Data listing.

┏━━

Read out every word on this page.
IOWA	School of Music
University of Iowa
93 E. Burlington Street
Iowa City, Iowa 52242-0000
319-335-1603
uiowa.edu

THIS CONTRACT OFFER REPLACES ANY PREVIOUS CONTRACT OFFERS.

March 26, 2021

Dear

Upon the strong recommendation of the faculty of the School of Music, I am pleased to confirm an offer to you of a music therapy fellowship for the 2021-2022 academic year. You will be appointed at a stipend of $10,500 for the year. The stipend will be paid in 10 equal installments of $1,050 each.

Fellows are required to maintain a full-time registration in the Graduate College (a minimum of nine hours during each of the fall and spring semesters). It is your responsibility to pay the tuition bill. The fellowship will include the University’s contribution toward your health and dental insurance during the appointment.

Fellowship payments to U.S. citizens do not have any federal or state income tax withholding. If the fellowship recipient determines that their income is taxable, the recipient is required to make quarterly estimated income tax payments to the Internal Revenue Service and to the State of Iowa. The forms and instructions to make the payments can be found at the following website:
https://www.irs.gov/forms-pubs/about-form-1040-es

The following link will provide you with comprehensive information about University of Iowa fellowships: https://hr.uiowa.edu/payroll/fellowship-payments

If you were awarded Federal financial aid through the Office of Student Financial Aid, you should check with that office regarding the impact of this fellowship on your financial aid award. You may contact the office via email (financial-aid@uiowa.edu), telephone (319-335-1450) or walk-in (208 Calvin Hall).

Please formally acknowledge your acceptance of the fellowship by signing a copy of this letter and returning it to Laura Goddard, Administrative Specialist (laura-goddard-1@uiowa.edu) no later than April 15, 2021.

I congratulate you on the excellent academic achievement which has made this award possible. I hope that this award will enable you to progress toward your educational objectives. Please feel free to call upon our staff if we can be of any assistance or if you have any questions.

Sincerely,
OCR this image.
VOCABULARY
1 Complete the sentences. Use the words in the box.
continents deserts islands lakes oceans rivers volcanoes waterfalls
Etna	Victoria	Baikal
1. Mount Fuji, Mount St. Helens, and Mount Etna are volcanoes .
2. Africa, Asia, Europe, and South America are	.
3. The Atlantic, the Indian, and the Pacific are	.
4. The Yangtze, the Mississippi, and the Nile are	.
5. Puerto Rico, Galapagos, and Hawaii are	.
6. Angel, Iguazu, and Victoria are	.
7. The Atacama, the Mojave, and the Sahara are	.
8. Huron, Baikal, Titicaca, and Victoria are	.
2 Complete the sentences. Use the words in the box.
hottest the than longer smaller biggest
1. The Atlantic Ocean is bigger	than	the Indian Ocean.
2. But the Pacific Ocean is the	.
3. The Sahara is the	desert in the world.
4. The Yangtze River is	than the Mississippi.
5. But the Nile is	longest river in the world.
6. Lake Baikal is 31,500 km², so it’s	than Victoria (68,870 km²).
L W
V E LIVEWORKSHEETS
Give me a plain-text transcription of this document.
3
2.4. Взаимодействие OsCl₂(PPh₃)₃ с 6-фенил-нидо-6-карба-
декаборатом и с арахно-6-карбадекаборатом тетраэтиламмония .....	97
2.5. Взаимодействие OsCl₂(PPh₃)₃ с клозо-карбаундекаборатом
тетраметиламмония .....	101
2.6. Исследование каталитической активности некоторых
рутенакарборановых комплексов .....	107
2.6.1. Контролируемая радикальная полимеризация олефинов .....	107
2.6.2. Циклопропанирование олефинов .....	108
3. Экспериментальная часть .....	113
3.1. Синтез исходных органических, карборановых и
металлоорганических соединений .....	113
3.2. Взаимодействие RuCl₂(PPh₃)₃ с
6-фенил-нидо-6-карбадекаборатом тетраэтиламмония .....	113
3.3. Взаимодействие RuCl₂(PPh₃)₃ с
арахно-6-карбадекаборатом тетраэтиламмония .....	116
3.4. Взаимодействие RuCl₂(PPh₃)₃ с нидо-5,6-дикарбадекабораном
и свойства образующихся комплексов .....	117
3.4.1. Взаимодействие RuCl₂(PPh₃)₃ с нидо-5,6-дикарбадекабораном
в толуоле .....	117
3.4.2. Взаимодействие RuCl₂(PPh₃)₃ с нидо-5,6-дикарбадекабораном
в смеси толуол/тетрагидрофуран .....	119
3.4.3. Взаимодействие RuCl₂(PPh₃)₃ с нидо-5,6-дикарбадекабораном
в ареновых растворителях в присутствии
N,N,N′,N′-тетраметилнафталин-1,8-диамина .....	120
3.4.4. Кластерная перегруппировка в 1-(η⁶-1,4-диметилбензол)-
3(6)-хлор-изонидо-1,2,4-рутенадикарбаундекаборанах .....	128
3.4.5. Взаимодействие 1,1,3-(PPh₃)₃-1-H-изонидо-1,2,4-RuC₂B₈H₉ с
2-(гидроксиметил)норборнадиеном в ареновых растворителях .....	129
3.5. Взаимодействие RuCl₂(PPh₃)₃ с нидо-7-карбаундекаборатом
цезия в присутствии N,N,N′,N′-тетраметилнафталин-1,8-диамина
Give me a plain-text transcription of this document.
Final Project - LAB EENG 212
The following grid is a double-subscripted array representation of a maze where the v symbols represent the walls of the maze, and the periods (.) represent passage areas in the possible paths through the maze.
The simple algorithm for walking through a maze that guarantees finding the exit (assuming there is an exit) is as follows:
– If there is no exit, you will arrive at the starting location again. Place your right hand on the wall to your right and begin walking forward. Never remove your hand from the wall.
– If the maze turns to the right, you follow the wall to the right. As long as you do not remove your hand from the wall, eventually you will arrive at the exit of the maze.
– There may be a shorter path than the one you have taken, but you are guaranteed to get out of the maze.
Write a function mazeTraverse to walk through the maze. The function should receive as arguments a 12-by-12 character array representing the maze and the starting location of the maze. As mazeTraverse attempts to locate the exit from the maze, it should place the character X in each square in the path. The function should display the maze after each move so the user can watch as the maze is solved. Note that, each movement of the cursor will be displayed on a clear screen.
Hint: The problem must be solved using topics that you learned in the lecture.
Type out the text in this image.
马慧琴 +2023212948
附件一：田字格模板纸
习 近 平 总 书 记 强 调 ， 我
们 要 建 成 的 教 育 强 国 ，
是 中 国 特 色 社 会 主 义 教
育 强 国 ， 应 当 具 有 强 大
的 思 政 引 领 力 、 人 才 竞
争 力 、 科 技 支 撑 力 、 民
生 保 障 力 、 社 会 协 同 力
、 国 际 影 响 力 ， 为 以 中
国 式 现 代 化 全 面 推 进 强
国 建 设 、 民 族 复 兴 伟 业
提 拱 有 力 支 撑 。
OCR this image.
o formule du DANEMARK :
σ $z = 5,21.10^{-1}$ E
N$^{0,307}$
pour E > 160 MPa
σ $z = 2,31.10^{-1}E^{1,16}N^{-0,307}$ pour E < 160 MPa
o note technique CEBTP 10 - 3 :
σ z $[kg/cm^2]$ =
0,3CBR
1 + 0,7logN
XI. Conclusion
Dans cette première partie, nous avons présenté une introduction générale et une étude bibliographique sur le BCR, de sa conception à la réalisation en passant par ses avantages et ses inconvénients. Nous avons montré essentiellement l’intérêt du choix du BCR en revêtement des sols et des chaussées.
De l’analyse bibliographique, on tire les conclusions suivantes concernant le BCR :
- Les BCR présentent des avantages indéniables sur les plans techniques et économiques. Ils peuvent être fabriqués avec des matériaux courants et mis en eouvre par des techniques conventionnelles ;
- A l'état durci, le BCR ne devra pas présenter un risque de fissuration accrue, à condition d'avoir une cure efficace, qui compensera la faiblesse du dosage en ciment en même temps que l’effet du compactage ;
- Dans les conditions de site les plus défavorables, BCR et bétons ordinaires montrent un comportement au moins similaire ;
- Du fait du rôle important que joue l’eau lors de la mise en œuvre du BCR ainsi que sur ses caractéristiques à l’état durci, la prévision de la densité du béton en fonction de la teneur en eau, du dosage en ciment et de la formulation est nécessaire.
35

┗━━

Task instructions.
Which lines contain the word "арахно"? Return each of them.

Solution.
декаборатом и с арахно-6-карбадекаборатом тетраэтиламмония .....	97
арахно-6-карбадекаборатом тетраэтиламмония .....	116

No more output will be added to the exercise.